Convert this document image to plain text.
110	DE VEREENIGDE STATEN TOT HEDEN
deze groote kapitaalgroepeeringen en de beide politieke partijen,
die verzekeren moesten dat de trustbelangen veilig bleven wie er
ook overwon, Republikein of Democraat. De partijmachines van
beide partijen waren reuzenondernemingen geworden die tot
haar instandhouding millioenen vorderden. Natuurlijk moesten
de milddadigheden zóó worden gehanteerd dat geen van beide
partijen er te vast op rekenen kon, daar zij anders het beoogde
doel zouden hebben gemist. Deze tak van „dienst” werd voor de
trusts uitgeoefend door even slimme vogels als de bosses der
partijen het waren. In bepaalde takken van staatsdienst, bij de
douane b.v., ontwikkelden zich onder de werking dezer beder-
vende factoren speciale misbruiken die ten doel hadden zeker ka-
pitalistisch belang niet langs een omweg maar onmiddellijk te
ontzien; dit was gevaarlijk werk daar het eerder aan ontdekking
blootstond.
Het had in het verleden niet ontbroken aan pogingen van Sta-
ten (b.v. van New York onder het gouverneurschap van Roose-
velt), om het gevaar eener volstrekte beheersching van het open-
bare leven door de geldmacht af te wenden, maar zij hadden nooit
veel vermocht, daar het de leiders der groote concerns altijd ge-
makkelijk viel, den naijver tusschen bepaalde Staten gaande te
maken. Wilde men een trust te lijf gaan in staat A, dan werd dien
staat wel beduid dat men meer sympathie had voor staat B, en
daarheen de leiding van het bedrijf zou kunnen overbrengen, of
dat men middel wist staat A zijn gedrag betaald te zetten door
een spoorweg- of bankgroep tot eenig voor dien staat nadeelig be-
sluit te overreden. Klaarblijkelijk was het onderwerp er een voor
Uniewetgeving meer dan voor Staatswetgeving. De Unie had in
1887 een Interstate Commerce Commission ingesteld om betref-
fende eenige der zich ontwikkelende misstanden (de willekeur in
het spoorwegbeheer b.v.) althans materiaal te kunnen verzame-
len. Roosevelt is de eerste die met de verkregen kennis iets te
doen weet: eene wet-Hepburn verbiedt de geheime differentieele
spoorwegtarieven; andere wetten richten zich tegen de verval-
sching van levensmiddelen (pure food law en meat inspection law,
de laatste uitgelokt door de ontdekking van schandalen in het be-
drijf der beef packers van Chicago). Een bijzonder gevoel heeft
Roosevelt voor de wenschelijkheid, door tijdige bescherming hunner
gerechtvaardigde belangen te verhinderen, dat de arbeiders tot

▶ _What you have to do_
Find the word "door" and list each line it appears in.

▶ _Task solution_
trusts uitgeoefend door even slimme vogels als de bosses der
bare leven door de geldmacht af te wenden, maar zij hadden nooit
dat men middel wist staat A zijn gedrag betaald te zetten door
de laatste uitgelokt door de ontdekking van schandalen in het be-
Roosevelt voor de wenschelijkheid, door tijdige bescherming hunner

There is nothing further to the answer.